++++ Extracted information
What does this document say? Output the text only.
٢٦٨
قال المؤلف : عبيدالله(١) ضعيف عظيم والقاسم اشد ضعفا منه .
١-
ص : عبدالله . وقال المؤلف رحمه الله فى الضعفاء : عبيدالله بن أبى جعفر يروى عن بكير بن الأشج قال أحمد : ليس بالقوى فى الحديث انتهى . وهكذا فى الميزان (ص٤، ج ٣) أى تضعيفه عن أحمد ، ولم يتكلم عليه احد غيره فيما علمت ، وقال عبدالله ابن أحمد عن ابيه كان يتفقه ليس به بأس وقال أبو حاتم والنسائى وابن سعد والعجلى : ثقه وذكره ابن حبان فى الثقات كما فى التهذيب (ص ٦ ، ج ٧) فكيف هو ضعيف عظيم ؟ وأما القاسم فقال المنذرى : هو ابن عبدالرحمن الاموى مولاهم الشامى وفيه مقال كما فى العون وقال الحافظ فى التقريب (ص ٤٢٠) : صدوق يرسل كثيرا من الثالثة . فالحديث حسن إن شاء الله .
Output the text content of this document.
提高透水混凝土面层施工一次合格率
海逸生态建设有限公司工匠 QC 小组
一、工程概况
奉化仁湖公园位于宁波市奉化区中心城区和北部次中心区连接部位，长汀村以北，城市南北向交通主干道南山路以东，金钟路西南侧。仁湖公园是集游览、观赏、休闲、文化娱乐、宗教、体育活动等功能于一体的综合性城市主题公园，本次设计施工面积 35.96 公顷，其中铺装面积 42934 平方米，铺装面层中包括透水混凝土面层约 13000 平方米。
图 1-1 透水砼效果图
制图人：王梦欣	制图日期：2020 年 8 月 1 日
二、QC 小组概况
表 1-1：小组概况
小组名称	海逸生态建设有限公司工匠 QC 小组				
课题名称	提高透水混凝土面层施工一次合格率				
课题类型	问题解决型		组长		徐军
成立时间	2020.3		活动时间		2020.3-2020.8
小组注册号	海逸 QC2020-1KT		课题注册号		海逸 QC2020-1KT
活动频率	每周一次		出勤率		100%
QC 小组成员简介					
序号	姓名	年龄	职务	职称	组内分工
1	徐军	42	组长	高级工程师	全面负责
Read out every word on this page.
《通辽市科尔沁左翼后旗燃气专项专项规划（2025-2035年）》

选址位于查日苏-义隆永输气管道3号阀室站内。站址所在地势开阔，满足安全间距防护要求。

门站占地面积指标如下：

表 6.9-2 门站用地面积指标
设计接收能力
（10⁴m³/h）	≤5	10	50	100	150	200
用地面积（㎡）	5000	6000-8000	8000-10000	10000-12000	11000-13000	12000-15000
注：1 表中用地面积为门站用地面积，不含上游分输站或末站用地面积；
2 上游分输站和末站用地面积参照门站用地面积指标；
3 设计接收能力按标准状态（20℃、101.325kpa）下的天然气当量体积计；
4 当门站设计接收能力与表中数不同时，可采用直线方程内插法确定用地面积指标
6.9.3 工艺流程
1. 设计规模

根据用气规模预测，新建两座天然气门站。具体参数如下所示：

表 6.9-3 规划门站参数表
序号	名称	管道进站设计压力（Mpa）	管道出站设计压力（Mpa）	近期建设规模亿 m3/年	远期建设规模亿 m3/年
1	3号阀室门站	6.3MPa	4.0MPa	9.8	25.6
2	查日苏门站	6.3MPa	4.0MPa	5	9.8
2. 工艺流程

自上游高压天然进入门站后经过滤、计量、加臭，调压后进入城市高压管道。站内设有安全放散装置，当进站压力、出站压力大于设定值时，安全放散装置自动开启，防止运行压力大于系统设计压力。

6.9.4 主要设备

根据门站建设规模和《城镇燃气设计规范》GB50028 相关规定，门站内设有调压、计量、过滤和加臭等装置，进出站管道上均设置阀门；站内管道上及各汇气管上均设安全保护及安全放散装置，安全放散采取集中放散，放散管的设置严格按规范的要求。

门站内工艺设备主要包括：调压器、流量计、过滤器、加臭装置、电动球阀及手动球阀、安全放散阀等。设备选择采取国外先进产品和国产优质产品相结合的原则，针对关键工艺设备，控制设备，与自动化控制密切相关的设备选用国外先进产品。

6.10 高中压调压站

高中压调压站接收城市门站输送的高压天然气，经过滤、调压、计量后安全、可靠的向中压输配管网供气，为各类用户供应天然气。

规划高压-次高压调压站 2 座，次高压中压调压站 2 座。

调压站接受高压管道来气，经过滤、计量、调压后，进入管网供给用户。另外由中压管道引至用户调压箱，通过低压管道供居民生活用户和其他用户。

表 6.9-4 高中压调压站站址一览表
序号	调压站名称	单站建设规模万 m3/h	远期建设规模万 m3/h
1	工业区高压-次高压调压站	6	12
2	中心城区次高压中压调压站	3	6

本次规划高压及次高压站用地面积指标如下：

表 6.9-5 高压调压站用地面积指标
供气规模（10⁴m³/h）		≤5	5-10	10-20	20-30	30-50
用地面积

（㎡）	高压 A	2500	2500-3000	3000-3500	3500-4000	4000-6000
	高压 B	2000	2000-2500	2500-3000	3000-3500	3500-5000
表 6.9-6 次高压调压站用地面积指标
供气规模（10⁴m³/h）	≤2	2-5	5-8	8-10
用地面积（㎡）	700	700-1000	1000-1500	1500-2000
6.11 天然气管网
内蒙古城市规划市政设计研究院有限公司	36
++++++++
__Set task__:
Find every line in the records that contains the word "this"; copy those lines.

__Problem solution__:
What does this document say? Output the text only.
Output the text content of this document.
Read out every word on this page.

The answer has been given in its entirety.